__Goal of the exercise__
Set out each line from the following listing that includes the word "أفريقيا".

__Stored rows__

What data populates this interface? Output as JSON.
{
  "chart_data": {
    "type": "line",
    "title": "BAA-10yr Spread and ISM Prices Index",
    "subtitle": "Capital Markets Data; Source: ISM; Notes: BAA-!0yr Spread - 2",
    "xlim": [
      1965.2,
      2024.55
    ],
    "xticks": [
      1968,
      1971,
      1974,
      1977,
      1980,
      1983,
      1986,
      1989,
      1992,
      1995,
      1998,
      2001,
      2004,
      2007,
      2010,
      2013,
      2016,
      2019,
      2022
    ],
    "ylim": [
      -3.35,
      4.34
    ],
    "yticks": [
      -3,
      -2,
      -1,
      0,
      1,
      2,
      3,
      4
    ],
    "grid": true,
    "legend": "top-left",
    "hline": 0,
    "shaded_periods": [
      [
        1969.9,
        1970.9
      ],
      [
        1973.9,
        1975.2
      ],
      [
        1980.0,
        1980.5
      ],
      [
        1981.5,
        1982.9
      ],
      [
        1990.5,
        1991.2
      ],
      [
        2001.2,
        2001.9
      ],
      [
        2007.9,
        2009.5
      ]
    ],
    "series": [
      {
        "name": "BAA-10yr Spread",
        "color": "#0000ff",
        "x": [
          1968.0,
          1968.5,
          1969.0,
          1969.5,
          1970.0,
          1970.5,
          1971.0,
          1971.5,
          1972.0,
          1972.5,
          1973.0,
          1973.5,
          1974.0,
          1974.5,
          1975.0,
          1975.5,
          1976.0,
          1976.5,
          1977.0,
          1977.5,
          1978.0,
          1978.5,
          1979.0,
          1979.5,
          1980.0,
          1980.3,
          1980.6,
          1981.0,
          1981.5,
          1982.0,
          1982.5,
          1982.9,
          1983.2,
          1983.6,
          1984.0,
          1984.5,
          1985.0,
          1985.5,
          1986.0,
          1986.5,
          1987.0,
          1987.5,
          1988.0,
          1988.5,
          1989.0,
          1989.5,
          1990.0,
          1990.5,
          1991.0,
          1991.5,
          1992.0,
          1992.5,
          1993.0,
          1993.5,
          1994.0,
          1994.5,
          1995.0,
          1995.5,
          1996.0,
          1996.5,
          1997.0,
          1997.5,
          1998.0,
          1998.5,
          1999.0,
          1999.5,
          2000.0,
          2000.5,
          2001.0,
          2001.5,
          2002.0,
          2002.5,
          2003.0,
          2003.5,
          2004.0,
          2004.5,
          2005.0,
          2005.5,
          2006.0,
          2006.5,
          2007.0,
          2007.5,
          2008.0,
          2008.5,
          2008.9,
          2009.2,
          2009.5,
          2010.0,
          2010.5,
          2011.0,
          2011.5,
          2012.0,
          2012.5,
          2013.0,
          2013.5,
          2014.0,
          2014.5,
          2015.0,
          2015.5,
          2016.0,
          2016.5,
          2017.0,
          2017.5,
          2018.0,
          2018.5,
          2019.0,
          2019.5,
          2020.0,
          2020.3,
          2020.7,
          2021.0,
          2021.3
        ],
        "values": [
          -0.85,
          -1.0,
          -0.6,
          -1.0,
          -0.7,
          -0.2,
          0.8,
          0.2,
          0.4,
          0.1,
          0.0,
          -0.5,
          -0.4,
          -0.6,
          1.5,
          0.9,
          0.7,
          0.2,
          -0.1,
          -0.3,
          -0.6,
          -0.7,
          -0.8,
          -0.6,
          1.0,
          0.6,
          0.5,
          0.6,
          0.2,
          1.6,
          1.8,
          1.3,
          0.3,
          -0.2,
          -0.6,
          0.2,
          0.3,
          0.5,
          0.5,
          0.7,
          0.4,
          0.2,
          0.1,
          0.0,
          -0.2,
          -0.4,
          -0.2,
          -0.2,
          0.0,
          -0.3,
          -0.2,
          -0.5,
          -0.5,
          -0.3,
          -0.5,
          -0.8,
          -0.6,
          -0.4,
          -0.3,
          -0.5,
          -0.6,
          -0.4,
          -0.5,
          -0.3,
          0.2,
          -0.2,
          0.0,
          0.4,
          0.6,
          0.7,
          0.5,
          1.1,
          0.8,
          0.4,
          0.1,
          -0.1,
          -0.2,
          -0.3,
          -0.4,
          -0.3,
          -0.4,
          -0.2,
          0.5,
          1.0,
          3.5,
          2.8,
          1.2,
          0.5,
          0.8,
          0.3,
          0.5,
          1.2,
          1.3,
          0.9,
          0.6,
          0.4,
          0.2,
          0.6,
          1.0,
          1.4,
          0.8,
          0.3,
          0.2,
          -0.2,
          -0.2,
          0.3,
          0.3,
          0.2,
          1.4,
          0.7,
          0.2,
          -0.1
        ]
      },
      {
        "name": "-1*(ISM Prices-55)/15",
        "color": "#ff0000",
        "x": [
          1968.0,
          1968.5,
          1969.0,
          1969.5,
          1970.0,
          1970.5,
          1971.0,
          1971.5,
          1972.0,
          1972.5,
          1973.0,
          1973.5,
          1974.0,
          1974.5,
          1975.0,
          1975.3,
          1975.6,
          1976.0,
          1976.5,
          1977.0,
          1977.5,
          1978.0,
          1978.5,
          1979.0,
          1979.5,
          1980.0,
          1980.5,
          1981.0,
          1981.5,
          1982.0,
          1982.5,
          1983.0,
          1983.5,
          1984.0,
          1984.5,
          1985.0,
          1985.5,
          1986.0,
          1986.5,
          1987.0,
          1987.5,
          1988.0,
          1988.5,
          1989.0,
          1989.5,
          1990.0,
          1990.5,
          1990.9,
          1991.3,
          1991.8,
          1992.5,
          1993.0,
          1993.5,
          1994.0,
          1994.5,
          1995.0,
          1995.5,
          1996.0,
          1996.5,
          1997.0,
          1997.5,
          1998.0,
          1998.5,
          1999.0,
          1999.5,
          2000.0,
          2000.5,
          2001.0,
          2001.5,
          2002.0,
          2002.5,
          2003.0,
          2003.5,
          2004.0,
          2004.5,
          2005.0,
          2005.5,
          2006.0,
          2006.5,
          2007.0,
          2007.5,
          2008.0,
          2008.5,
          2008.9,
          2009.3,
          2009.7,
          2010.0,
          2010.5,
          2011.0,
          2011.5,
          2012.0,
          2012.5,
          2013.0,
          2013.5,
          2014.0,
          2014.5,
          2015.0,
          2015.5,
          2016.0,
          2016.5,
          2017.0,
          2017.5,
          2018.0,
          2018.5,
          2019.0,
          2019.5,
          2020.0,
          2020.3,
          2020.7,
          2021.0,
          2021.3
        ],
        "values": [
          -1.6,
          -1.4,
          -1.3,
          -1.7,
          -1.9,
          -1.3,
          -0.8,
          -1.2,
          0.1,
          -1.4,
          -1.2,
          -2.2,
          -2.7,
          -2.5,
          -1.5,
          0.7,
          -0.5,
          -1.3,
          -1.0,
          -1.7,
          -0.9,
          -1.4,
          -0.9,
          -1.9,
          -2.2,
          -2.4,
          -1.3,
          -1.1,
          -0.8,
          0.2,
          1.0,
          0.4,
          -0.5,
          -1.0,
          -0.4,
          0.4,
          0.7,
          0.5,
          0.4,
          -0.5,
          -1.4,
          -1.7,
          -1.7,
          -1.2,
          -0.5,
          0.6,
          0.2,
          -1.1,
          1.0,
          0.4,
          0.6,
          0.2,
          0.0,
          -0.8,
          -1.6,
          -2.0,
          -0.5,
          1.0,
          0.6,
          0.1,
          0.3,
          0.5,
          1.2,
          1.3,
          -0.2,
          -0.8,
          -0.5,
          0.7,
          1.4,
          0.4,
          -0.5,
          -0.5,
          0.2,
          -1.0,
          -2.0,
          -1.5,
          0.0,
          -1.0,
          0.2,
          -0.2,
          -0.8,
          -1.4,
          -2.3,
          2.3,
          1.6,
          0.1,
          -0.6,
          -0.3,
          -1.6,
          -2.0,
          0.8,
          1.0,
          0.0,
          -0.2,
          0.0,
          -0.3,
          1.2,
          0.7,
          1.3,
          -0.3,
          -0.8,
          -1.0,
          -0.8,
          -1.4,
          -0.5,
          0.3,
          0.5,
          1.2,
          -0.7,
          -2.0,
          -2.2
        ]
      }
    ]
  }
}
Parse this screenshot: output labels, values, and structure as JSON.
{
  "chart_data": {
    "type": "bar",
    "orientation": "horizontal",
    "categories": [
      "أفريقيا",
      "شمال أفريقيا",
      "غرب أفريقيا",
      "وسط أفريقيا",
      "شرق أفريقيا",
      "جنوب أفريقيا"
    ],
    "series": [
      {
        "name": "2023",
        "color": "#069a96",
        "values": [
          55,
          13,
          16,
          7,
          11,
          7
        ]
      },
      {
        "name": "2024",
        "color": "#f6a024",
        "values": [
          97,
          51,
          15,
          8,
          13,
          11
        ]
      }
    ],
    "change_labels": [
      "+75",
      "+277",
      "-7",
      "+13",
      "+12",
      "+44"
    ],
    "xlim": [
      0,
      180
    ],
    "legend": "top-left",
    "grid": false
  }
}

__Solution to this exercise__
      "أفريقيا",
      "شمال أفريقيا",
      "غرب أفريقيا",
      "وسط أفريقيا",
      "شرق أفريقيا",
      "جنوب أفريقيا"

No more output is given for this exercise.